WHAT IS BEING ASKED
The response must be made up of the lines in the entries below that contain "Pimascovirales".

[[ INPUT DATA open ]]

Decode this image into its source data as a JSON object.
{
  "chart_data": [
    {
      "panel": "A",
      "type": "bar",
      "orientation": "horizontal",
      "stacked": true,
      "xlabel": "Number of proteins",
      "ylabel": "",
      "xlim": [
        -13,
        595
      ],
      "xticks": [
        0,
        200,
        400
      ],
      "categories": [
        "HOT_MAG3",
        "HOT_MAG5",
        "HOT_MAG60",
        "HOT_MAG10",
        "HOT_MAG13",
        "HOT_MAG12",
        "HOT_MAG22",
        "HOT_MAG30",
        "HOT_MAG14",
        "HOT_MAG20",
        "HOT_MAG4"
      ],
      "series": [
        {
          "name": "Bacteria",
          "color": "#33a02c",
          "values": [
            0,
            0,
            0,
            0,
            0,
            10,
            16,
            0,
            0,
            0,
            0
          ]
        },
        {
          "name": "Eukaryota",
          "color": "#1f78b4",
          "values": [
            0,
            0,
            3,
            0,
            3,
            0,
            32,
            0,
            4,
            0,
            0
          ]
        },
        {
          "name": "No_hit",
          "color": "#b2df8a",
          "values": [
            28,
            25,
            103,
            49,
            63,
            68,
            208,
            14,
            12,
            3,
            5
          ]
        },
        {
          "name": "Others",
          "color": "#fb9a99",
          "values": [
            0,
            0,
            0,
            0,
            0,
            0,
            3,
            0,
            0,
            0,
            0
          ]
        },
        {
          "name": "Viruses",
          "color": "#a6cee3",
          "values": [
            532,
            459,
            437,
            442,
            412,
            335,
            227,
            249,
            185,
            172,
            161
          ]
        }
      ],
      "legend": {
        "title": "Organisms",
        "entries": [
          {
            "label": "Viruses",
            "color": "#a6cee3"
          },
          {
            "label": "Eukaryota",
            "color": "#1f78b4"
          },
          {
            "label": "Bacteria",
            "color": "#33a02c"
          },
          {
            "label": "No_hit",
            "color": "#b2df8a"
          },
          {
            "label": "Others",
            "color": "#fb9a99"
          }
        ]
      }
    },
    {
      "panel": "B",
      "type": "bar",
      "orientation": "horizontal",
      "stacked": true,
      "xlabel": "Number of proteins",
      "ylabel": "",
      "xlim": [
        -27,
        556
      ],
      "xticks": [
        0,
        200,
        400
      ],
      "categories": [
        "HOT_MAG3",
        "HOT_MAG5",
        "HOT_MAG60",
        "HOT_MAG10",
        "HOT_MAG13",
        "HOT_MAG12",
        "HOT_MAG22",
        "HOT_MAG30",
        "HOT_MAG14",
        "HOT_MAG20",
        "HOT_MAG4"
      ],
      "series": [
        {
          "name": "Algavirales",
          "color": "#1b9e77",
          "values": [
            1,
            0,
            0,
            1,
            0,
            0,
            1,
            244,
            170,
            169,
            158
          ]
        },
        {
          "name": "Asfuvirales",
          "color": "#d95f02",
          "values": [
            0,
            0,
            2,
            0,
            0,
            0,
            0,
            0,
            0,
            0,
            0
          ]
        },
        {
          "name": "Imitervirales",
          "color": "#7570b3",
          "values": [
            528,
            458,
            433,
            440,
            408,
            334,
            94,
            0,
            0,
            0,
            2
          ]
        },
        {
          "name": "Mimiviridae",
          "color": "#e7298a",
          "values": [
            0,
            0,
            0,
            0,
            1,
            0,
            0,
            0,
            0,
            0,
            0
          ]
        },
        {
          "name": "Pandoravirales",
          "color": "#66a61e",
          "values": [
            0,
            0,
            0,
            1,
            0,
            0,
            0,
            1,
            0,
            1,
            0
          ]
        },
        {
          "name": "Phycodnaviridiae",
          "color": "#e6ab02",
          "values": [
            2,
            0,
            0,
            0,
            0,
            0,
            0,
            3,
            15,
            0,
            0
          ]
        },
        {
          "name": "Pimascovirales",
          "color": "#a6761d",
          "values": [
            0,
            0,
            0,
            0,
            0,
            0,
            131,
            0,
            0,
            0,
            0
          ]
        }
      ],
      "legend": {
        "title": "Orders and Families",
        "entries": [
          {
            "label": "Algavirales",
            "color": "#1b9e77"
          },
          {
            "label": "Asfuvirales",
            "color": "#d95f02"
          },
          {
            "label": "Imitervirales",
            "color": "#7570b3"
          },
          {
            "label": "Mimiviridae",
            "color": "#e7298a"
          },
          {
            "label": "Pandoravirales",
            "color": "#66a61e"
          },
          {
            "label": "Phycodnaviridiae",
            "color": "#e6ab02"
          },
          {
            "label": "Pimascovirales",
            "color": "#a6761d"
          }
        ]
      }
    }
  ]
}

[[ INPUT DATA closed ]]

ANSWER TO THIS TASK
          "name": "Pimascovirales",
            "label": "Pimascovirales",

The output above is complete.